** Selected extract **
———
[Bf-blender-cvs] [2851ed4] master: Cycles code refactor: use __launch_bounds__ instead of -maxrregcount for CUDA.

Wed Apr 16 21:05:10 CEST 2014

Commit: 2851ed4a553d633c3ccbfcbbec6a4c12b79401d9
Author: Brecht Van Lommel
Date:   Wed Apr 16 19:04:58 2014 +0200
https://developer.blender.org/rB2851ed4a553d633c3ccbfcbbec6a4c12b79401d9

Cycles code refactor: use __launch_bounds__ instead of -maxrregcount for CUDA.

This makes it easier to have per kernel number of registers. Also, all the
tunable parameters for this are now in kernel.cu, rather than spread over cmake,
scons and device_cuda.cpp.

===================================================================

M	intern/cycles/device/device_cuda.cpp
M	intern/cycles/kernel/CMakeLists.txt
M	intern/cycles/kernel/SConscript
M	intern/cycles/kernel/kernel.cu

===================================================================

diff --git a/intern/cycles/device/device_cuda.cpp b/intern/cycles/device/device_cuda.cpp
index edee32e..9200473 100644
--- a/intern/cycles/device/device_cuda.cpp
+++ b/intern/cycles/device/device_cuda.cpp
@@ -253,7 +253,6 @@ public:
 			return false;
 		}
 		
-
 		return true;
 	}
 
@@ -315,17 +314,6 @@ public:
 		string kernel = path_join(kernel_path, "kernel.cu");
 		string include = kernel_path;
 		const int machine = system_cpu_bits();
-		string arch_flags;
-
-		/* CUDA 5.x build flags for different archs */
-		if(major == 2) {
-			/* sm_2x */
-			arch_flags = "--maxrregcount=40 --use_fast_math";
-		}
-		else if(major == 3) {
-			/* sm_3x */
-			arch_flags = "--maxrregcount=32 --use_fast_math";
-		}
 
 		double starttime = time_dt();
 		printf("Compiling CUDA kernel ...\n");
@@ -333,8 +321,8 @@ public:
 		path_create_directories(cubin);
 
 		string command = string_printf("\"%s\" -arch=sm_%d%d -m%d --cubin \"%s\" "
———
** Exercise requirements **
1) Rework the Cycles commit email starting with "This makes it" and going on through "scons and device_cuda.cpp.", putting "adjustable settings" wherever "tunable parameters" appears.
2) Pick up the Cycles commit email after its last line and keep it going.
The material that comes after this stands apart from the Cycles commit email.

** Given material **
———
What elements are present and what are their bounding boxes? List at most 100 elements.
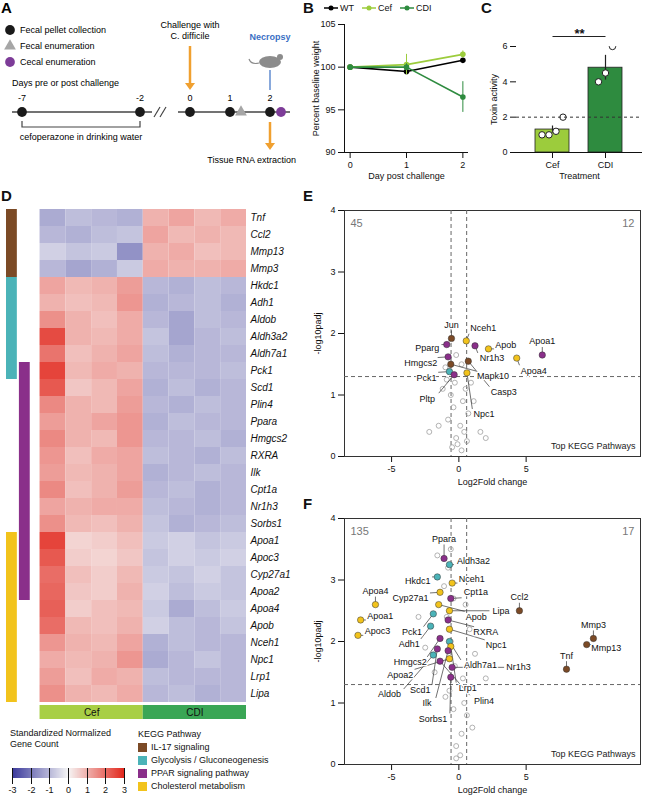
———
** Answers per task **
1)
This makes it easier to have per kernel number of registers. Also, all the
adjustable settings for this are now in kernel.cu, rather than spread over cmake,
scons and device_cuda.cpp.

2)
-			"-o \"%s\" --ptxas-options=\"-v\" %s -I\"%s\" -DNVCC -D__KERNEL_CUDA_VERSION__=%d",
-			nvcc.c_str(), major, minor, machine, kernel.c_str(), cubin.c_str(), arch_flags.c_str(), include.c_str(), cuda_version);
+			"-o \"%s\" --ptxas-options=\"-v\" -I\"%s\" -DNVCC -D__KERNEL_CUDA_VERSION__=%d",
+			nvcc.c_str(), major, minor, machine, kernel.c_str(), cubin.c_str(), include.c_str(), cuda_version);
 
 		printf("%s\n", command.c_str());
 
@@ -665,9 +653,18 @@ public:
 
 		cuda_assert(cuParamSetSize(cuPathTrace, offset))
 
-		/* launch kernel: todo find optimal size, cache config for fermi */
-		int xthreads = 16;
-		int ythreads = 16;
+		/* launch kernel */
+		int threads_per_block;
+		cuda_assert(cuFuncGetAttribute(&threads_per_block, CU_FUNC_ATTRIBUTE_MAX_THREADS_PER_BLOCK, cuPathTrace))
+
+		/*int num_registers;
+		cuda_assert(cuFuncGetAttribute(&num_registers, CU_FUNC_ATTRIBUTE_NUM_REGS, cuPathTrace))
+
+		printf("threads_per_block %d\n", threads_per_block);
+		printf("num_registers %d\n", num_registers);*/
+
+		int xthreads = (int)sqrt(threads_per_block);
+		int ythreads = (int)sqrt(threads_per_block);
 		int xblocks = (rtile.w + xthreads - 1)/xthreads;
 		int yblocks = (rtile.h + ythreads - 1)/ythreads;
 
@@ -730,9 +727,12 @@ public:
 
 		cuda_assert(cuParamSetSize(cuFilmConvert, offset))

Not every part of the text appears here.